======== PROVIDED RECORDS ========

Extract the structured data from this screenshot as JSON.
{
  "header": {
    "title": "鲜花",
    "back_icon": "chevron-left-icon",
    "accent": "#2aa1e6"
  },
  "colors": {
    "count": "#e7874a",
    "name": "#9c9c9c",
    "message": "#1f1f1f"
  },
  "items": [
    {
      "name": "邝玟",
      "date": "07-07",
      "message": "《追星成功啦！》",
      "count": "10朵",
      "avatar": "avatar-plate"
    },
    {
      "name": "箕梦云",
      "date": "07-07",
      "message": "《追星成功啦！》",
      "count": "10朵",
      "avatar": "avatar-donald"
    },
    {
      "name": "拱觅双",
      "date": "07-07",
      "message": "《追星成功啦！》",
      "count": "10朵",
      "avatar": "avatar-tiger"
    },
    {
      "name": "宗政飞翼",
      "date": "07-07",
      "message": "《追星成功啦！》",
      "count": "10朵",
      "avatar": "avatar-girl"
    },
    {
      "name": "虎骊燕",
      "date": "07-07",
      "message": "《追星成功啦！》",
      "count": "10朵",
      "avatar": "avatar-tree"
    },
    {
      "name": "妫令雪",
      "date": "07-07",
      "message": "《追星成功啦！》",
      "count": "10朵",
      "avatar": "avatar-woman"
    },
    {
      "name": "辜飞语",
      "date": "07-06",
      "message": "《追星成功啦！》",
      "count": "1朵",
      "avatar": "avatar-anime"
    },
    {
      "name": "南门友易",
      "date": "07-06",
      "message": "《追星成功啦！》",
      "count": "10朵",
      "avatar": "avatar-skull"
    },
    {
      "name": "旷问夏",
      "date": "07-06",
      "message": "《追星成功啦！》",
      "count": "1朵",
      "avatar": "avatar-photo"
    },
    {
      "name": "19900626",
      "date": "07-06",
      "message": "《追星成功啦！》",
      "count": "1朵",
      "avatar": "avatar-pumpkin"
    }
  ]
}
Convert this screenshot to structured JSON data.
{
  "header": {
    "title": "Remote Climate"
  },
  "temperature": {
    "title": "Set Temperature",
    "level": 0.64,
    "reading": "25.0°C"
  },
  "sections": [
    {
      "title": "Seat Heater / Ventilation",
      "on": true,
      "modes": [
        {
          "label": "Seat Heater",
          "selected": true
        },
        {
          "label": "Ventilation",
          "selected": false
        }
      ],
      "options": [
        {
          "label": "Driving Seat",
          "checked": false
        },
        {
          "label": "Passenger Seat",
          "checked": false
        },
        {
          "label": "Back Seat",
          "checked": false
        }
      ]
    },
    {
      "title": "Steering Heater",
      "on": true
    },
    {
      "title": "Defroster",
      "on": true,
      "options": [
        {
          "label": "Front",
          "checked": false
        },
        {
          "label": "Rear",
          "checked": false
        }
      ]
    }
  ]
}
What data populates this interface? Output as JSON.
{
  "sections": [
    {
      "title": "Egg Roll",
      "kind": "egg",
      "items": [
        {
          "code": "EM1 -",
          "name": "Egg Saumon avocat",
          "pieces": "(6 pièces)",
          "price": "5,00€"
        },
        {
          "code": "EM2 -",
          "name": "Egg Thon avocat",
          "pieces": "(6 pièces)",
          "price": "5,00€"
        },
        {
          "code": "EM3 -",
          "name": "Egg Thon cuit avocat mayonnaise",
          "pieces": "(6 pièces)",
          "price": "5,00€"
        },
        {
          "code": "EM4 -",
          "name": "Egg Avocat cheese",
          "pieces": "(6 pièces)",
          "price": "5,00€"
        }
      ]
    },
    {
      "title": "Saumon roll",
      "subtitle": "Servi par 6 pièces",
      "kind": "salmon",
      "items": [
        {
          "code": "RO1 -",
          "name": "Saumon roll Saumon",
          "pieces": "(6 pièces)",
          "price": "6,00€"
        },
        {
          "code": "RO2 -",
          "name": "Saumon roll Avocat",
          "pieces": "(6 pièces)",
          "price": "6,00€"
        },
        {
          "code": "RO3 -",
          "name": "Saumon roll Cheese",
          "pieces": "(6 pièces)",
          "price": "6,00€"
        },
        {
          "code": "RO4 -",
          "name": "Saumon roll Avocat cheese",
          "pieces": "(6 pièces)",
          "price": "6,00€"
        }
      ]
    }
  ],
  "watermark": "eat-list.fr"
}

========

§ **STATED TASK**
Using the listing above, pull out all lines that hold the word "Ventilation".

§ **SOLUTION FOR THIS EXERCISE**
      "title": "Seat Heater / Ventilation",
          "label": "Ventilation",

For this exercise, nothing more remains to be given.